Problem: Write out all the entries word for word, but skip any images.
— start of The records —
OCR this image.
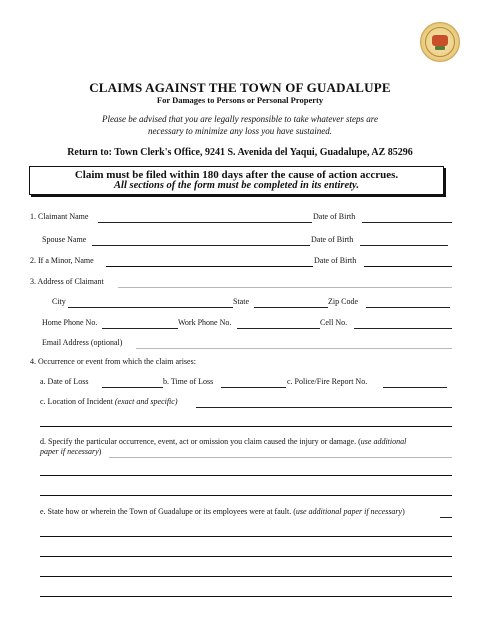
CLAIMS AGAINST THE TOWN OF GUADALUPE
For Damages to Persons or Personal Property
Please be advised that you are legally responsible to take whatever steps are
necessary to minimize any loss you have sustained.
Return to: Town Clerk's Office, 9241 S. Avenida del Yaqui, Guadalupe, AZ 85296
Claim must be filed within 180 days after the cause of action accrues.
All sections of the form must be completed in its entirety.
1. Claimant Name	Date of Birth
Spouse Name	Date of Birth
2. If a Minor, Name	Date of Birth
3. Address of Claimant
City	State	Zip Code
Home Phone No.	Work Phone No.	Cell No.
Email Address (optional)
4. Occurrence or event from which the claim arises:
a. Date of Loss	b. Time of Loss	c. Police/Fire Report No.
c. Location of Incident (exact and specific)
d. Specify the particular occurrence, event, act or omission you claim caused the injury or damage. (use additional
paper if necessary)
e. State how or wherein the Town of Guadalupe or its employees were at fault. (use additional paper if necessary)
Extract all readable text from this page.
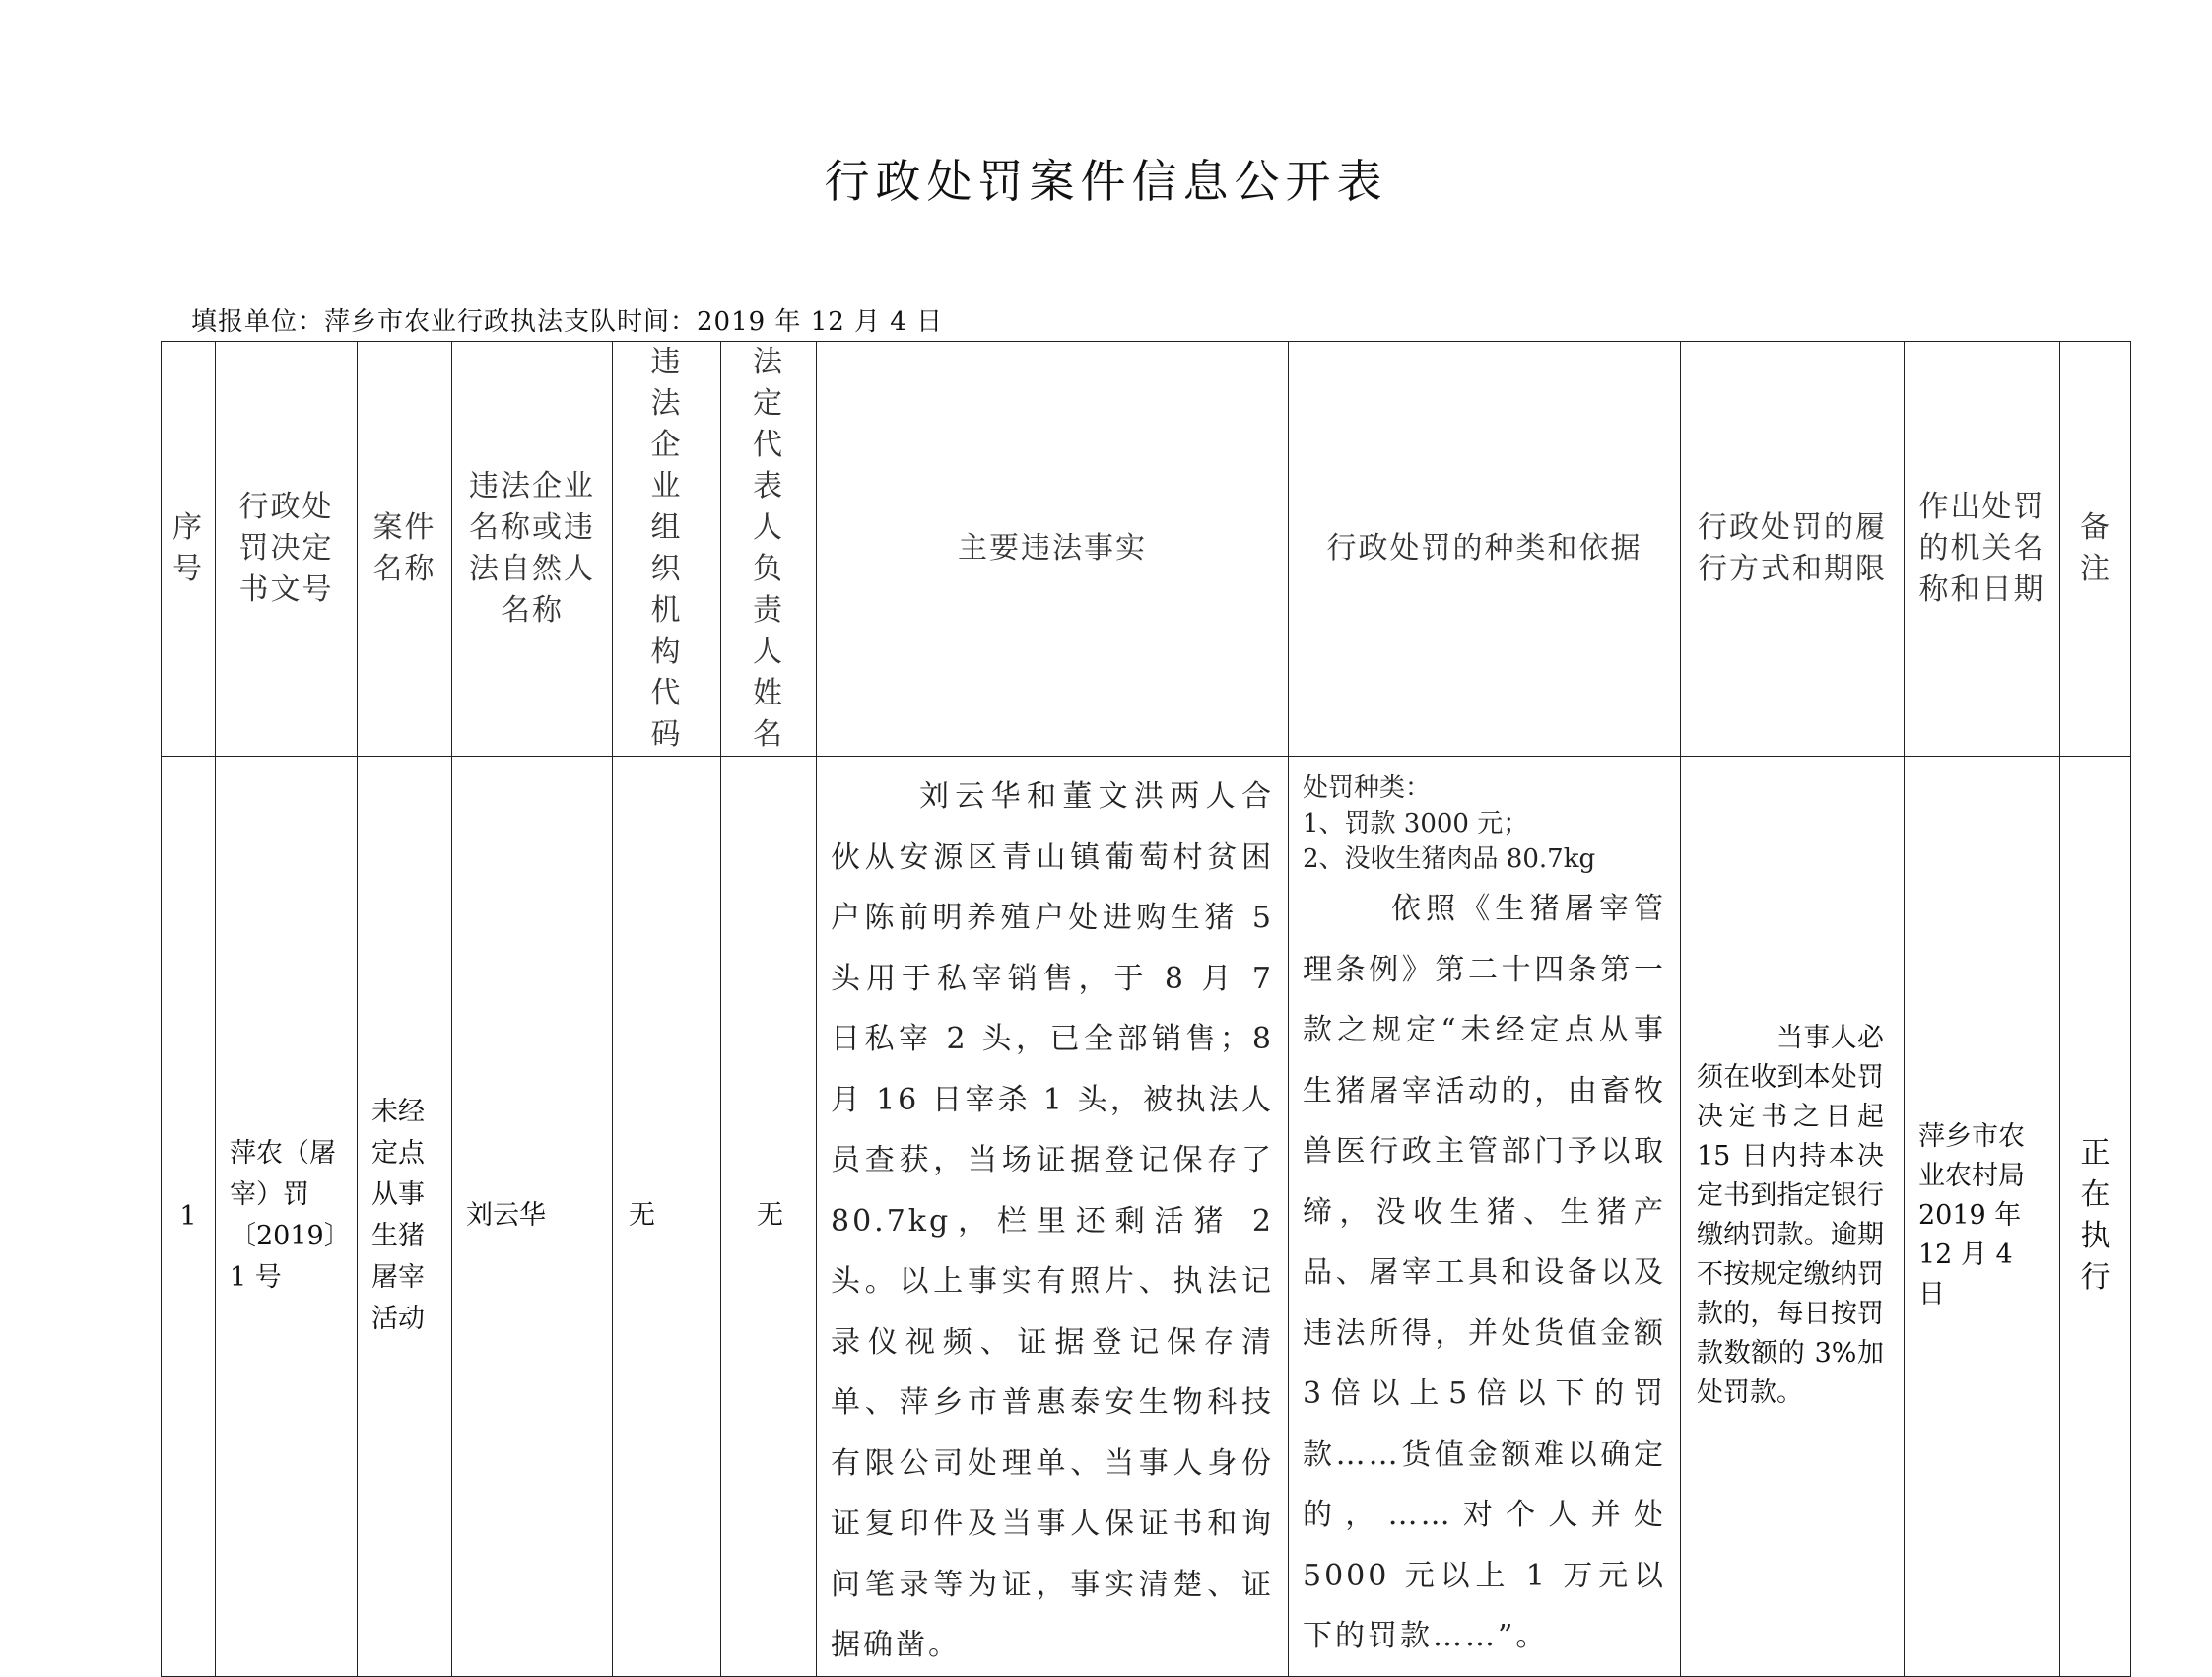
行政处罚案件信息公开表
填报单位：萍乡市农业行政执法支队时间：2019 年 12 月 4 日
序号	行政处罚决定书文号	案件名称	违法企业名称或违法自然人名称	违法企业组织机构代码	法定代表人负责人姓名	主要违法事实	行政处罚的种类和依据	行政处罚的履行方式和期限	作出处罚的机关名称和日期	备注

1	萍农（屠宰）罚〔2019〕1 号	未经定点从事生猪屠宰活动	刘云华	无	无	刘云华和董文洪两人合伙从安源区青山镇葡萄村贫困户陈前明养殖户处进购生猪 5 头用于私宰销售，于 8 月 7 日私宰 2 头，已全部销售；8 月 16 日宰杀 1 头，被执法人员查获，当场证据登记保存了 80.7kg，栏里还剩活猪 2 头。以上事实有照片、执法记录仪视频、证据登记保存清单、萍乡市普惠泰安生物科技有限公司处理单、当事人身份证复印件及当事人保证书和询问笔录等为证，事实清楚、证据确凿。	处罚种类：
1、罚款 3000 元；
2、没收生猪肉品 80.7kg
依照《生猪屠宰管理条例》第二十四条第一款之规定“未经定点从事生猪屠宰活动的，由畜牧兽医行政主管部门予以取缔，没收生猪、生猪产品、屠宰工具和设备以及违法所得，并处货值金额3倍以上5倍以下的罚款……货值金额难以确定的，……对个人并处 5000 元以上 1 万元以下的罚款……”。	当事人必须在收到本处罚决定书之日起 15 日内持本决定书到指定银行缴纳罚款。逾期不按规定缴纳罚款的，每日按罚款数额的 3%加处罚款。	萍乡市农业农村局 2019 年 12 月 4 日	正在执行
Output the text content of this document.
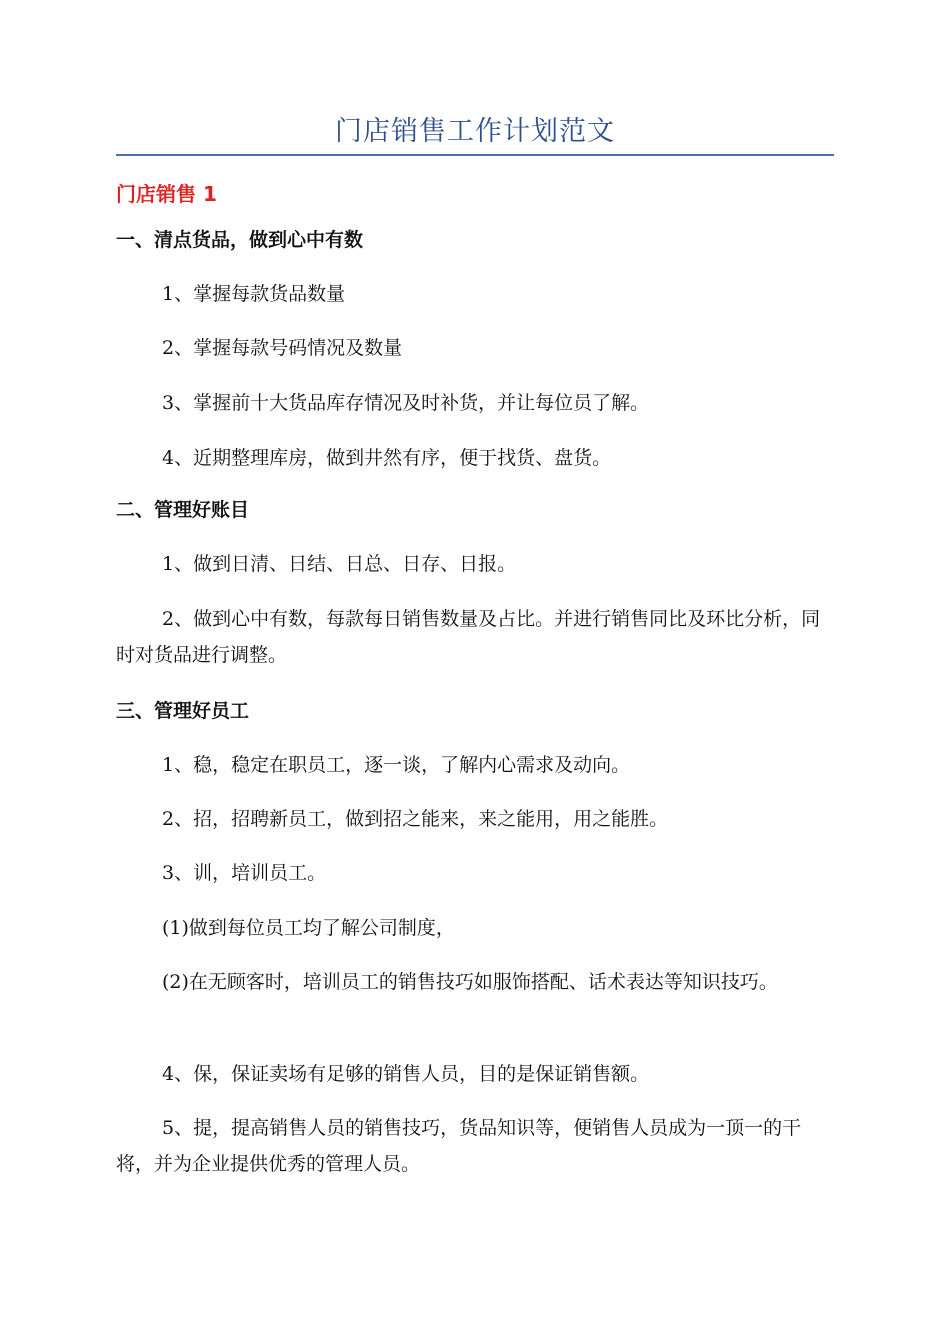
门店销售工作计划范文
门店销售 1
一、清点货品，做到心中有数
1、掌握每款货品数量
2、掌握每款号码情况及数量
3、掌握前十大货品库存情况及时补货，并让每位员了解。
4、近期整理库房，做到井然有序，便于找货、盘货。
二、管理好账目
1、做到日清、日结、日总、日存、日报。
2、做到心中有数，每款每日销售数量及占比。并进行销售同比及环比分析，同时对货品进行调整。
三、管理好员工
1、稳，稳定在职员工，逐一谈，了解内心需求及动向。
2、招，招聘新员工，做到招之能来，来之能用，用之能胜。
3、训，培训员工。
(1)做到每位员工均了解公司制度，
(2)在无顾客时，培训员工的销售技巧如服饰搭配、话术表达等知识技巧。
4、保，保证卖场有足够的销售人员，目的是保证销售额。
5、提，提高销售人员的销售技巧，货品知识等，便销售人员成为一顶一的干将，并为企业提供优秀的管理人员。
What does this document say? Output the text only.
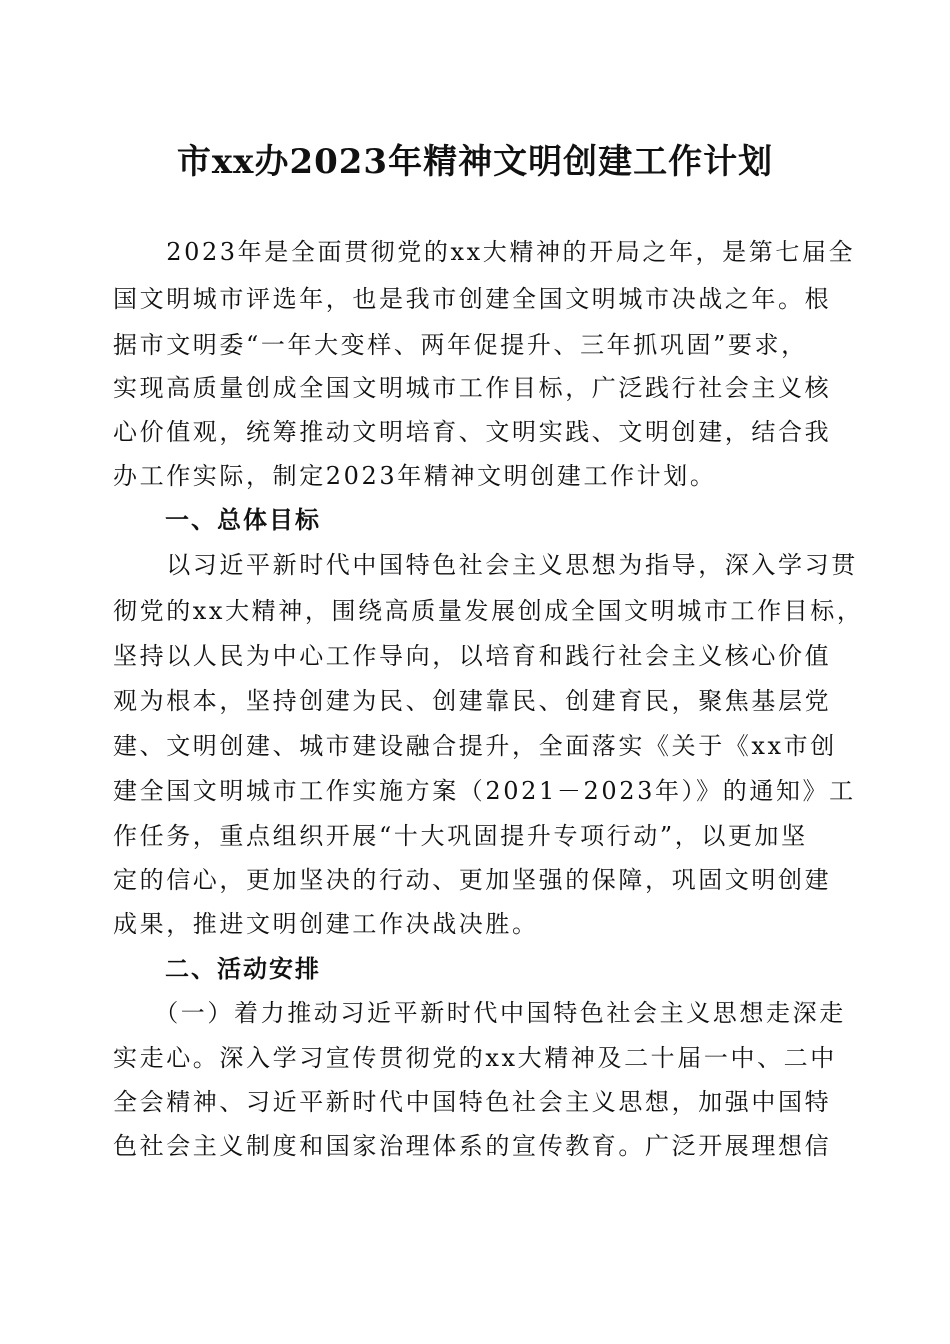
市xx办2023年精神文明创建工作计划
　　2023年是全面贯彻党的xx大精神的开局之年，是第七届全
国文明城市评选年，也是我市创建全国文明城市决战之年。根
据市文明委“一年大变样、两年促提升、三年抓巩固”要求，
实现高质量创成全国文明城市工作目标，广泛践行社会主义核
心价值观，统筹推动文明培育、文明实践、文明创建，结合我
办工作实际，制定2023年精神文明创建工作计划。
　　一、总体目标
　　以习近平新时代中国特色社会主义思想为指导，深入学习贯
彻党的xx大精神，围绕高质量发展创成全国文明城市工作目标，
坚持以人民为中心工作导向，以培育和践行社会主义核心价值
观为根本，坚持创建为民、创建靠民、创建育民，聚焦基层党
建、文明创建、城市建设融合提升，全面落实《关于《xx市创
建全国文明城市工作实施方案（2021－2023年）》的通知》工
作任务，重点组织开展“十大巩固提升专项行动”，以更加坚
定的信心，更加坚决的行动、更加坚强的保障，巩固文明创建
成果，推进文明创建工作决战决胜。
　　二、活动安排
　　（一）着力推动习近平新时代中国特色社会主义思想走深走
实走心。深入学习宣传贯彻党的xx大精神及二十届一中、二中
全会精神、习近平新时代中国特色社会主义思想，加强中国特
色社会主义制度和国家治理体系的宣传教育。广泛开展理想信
— end of The records —
Correct output:
OCR this image.
CLAIMS AGAINST THE TOWN OF GUADALUPE
For Damages to Persons or Personal Property
Please be advised that you are legally responsible to take whatever steps are
necessary to minimize any loss you have sustained.
Return to: Town Clerk's Office, 9241 S. Avenida del Yaqui, Guadalupe, AZ 85296
Claim must be filed within 180 days after the cause of action accrues.
All sections of the form must be completed in its entirety.
1. Claimant Name	Date of Birth
Spouse Name	Date of Birth
2. If a Minor, Name	Date of Birth
3. Address of Claimant
City	State	Zip Code
Home Phone No.	Work Phone No.	Cell No.
Email Address (optional)
4. Occurrence or event from which the claim arises:
a. Date of Loss	b. Time of Loss	c. Police/Fire Report No.
c. Location of Incident (exact and specific)
d. Specify the particular occurrence, event, act or omission you claim caused the injury or damage. (use additional
paper if necessary)
e. State how or wherein the Town of Guadalupe or its employees were at fault. (use additional paper if necessary)
Extract all readable text from this page.
行政处罚案件信息公开表
填报单位：萍乡市农业行政执法支队时间：2019 年 12 月 4 日
序号	行政处罚决定书文号	案件名称	违法企业名称或违法自然人名称	违法企业组织机构代码	法定代表人负责人姓名	主要违法事实	行政处罚的种类和依据	行政处罚的履行方式和期限	作出处罚的机关名称和日期	备注

1	萍农（屠宰）罚〔2019〕1 号	未经定点从事生猪屠宰活动	刘云华	无	无	刘云华和董文洪两人合伙从安源区青山镇葡萄村贫困户陈前明养殖户处进购生猪 5 头用于私宰销售，于 8 月 7 日私宰 2 头，已全部销售；8 月 16 日宰杀 1 头，被执法人员查获，当场证据登记保存了 80.7kg，栏里还剩活猪 2 头。以上事实有照片、执法记录仪视频、证据登记保存清单、萍乡市普惠泰安生物科技有限公司处理单、当事人身份证复印件及当事人保证书和询问笔录等为证，事实清楚、证据确凿。	处罚种类：
1、罚款 3000 元；
2、没收生猪肉品 80.7kg
依照《生猪屠宰管理条例》第二十四条第一款之规定“未经定点从事生猪屠宰活动的，由畜牧兽医行政主管部门予以取缔，没收生猪、生猪产品、屠宰工具和设备以及违法所得，并处货值金额3倍以上5倍以下的罚款……货值金额难以确定的，……对个人并处 5000 元以上 1 万元以下的罚款……”。	当事人必须在收到本处罚决定书之日起 15 日内持本决定书到指定银行缴纳罚款。逾期不按规定缴纳罚款的，每日按罚款数额的 3%加处罚款。	萍乡市农业农村局 2019 年 12 月 4 日	正在执行
Output the text content of this document.
门店销售工作计划范文
门店销售 1
一、清点货品，做到心中有数
1、掌握每款货品数量
2、掌握每款号码情况及数量
3、掌握前十大货品库存情况及时补货，并让每位员了解。
4、近期整理库房，做到井然有序，便于找货、盘货。
二、管理好账目
1、做到日清、日结、日总、日存、日报。
2、做到心中有数，每款每日销售数量及占比。并进行销售同比及环比分析，同时对货品进行调整。
三、管理好员工
1、稳，稳定在职员工，逐一谈，了解内心需求及动向。
2、招，招聘新员工，做到招之能来，来之能用，用之能胜。
3、训，培训员工。
(1)做到每位员工均了解公司制度，
(2)在无顾客时，培训员工的销售技巧如服饰搭配、话术表达等知识技巧。
4、保，保证卖场有足够的销售人员，目的是保证销售额。
5、提，提高销售人员的销售技巧，货品知识等，便销售人员成为一顶一的干将，并为企业提供优秀的管理人员。
What does this document say? Output the text only.
市xx办2023年精神文明创建工作计划
　　2023年是全面贯彻党的xx大精神的开局之年，是第七届全
国文明城市评选年，也是我市创建全国文明城市决战之年。根
据市文明委“一年大变样、两年促提升、三年抓巩固”要求，
实现高质量创成全国文明城市工作目标，广泛践行社会主义核
心价值观，统筹推动文明培育、文明实践、文明创建，结合我
办工作实际，制定2023年精神文明创建工作计划。
　　一、总体目标
　　以习近平新时代中国特色社会主义思想为指导，深入学习贯
彻党的xx大精神，围绕高质量发展创成全国文明城市工作目标，
坚持以人民为中心工作导向，以培育和践行社会主义核心价值
观为根本，坚持创建为民、创建靠民、创建育民，聚焦基层党
建、文明创建、城市建设融合提升，全面落实《关于《xx市创
建全国文明城市工作实施方案（2021－2023年）》的通知》工
作任务，重点组织开展“十大巩固提升专项行动”，以更加坚
定的信心，更加坚决的行动、更加坚强的保障，巩固文明创建
成果，推进文明创建工作决战决胜。
　　二、活动安排
　　（一）着力推动习近平新时代中国特色社会主义思想走深走
实走心。深入学习宣传贯彻党的xx大精神及二十届一中、二中
全会精神、习近平新时代中国特色社会主义思想，加强中国特
色社会主义制度和国家治理体系的宣传教育。广泛开展理想信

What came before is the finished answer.